+++ TEXT TO READ +++

My musings on abject honesty

29 Aug

On days when I lack inspiration, when writer’s block has taken over and the only issues left to write about are deeply personal, I find myself wondering how much of myself I’m willing to put on public display.  This is my little corner of the internets, yes, but, seeing as strangers, neighbors, friends, future inhabitants of Camp Bondsteel, and family members read this, how much am I willing to admit about myself, my opinions and my personal life? 

I hate to limit my topics, although, I admit, for several months I politely refrained from mentioning the events taking place in my personal life, the most dramatic of which was my divorce.   But it’s out in the open now.  I’ve publicly admitted that yes, at 23 I have in fact adopted a new identity: divorcée.  I’ve admitted that, regardless of how much I hate it, this whole divorce thing has become a part of my new identity.  It’s a different box to check now, I suppose.  It was “single” first, then “married” for a brief amount of time, and now, “divorced.” It’s a part of me now and to not talk about it seems false.

+++ PROVIDED MATERIAL +++

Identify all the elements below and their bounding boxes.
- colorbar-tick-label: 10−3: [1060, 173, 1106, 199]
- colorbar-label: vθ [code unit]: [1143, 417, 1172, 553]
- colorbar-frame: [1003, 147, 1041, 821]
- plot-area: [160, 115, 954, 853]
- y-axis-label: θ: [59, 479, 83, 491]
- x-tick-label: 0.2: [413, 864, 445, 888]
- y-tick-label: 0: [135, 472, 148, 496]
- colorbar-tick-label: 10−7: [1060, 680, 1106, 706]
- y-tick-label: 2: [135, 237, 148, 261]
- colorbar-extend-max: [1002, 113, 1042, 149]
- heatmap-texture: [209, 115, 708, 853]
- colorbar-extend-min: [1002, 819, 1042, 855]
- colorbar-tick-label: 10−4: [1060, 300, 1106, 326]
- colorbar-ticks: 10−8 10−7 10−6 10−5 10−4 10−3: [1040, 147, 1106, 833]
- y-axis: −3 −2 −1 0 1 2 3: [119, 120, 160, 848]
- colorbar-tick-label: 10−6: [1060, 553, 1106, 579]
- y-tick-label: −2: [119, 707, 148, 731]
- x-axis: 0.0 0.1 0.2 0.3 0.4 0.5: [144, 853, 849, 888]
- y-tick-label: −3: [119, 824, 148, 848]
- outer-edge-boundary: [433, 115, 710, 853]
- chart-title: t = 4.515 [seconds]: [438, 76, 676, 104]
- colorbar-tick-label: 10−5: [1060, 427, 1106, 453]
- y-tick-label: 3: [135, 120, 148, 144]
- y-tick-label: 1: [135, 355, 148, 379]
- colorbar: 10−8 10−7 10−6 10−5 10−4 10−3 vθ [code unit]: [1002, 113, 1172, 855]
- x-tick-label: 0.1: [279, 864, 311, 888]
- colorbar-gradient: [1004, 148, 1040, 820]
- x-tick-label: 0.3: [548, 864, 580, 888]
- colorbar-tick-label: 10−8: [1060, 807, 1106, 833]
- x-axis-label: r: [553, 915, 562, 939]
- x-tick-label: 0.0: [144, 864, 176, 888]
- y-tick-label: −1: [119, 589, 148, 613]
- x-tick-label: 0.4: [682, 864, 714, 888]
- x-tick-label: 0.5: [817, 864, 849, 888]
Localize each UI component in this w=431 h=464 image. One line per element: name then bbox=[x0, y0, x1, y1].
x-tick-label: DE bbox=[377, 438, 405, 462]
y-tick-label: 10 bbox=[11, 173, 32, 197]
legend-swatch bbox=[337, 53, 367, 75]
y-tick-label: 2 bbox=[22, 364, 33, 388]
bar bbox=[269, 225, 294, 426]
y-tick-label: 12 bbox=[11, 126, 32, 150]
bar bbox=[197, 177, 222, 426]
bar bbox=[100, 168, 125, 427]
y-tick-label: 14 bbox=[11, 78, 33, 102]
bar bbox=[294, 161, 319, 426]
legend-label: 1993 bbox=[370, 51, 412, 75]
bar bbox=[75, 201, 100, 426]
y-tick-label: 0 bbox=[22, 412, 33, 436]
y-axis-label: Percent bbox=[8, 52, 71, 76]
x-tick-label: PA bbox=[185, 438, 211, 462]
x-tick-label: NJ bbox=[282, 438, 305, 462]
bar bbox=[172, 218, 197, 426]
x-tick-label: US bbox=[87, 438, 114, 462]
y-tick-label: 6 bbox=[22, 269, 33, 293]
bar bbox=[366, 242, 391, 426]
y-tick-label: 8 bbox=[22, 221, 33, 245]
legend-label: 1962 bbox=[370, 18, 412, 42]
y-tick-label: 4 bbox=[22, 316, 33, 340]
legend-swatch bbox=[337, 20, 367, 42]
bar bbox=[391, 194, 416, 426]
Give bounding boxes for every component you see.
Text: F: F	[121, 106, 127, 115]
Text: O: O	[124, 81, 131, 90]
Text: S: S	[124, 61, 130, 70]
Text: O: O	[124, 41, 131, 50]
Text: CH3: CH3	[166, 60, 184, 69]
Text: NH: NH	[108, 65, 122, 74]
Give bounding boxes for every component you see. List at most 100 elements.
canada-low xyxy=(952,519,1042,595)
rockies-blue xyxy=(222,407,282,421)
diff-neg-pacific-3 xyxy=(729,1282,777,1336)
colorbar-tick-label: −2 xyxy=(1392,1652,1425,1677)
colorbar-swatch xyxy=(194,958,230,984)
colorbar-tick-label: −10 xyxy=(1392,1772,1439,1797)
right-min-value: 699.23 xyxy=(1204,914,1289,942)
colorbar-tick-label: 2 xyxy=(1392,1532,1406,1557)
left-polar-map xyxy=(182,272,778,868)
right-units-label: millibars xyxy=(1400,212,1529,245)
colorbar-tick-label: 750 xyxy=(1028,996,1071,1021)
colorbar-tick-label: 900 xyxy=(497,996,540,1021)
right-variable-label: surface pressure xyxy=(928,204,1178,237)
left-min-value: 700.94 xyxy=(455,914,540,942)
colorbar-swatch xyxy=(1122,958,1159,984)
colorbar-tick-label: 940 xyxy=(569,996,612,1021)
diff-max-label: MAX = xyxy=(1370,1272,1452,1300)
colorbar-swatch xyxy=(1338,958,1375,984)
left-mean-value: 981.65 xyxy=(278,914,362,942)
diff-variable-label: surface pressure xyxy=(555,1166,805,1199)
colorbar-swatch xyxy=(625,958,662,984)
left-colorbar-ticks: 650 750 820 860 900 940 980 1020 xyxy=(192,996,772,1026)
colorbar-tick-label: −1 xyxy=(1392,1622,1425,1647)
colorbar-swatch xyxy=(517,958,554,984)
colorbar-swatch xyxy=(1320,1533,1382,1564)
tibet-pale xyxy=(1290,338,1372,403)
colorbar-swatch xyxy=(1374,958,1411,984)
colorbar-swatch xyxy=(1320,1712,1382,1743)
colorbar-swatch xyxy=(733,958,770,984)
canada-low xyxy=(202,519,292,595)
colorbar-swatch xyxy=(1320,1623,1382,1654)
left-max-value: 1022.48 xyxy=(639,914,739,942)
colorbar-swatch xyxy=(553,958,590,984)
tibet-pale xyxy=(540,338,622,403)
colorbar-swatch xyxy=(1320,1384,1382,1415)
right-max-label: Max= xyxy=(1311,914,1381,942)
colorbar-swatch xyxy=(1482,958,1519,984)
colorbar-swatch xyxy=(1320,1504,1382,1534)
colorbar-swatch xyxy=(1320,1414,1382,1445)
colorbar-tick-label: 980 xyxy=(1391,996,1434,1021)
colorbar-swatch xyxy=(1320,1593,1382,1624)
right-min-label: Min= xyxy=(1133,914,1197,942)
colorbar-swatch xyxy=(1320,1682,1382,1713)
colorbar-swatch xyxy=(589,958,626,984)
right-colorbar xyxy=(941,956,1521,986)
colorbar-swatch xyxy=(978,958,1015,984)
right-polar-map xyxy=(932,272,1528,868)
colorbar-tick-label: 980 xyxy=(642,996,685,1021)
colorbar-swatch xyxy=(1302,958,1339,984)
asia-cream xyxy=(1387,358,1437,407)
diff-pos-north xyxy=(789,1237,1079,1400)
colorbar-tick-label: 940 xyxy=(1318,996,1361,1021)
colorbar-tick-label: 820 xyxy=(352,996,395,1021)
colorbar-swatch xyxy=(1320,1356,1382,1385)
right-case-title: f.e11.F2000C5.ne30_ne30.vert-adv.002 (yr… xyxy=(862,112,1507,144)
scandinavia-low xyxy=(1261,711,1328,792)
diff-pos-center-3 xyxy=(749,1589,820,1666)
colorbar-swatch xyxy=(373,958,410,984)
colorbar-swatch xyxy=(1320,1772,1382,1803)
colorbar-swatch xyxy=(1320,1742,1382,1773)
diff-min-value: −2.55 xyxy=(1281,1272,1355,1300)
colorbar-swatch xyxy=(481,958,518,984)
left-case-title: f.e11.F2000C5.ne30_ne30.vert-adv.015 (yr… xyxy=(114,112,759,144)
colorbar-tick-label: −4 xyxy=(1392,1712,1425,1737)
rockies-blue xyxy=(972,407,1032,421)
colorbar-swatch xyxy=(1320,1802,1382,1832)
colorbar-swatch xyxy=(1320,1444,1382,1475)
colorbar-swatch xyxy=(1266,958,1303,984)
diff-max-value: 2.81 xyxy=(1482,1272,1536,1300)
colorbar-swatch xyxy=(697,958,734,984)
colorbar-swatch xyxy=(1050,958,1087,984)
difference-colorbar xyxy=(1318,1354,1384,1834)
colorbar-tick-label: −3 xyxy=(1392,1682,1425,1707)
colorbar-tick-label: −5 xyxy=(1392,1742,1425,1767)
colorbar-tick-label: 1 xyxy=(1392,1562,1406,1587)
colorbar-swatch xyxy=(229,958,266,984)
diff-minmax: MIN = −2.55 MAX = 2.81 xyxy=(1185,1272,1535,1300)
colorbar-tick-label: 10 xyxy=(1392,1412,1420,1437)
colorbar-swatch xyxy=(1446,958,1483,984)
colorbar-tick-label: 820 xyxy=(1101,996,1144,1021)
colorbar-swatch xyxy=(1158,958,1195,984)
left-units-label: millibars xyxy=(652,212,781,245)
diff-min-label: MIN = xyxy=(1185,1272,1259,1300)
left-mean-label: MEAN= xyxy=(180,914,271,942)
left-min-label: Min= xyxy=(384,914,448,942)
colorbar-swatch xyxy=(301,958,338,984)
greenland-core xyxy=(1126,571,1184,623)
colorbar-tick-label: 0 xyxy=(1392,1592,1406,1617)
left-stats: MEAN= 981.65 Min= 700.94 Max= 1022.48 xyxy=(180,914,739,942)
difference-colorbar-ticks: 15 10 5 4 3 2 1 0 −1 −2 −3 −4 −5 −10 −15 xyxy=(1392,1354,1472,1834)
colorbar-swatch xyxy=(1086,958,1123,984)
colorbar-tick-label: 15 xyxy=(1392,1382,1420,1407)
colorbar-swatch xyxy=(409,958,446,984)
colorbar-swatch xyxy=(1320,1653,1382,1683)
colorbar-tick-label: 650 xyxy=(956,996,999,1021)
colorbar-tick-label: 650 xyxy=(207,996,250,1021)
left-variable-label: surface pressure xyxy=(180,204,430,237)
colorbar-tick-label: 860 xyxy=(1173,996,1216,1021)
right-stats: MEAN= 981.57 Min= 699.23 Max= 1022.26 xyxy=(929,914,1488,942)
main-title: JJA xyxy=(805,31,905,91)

+++

**PROBLEM SET**
a - Using the post on honesty, say yes or no for each statement and quote the words from the post that decide it: (i) The writer is 23. (ii) The writer talked openly about the divorce from the start. (iii) Family members read the writer's corner of the internet.
b - Please write out everything in the post on honesty from "On days when" down to "my personal life?", swapping "neighbors" for "coworkers".
Rely only on the post on honesty when answering.

**SOLUTIONS TO THE TASKS**
a -
(i) Yes: "at 23 I have in fact adopted a new identity: divorcée"
(ii) No: "for several months I politely refrained from mentioning the events taking place in my personal life"
(iii) Yes: "seeing as strangers, neighbors, friends, future inhabitants of Camp Bondsteel, and family members read this"

b -
On days when I lack inspiration, when writer’s block has taken over and the only issues left to write about are deeply personal, I find myself wondering how much of myself I’m willing to put on public display.  This is my little corner of the internets, yes, but, seeing as strangers, coworkers, friends, future inhabitants of Camp Bondsteel, and family members read this, how much am I willing to admit about myself, my opinions and my personal life?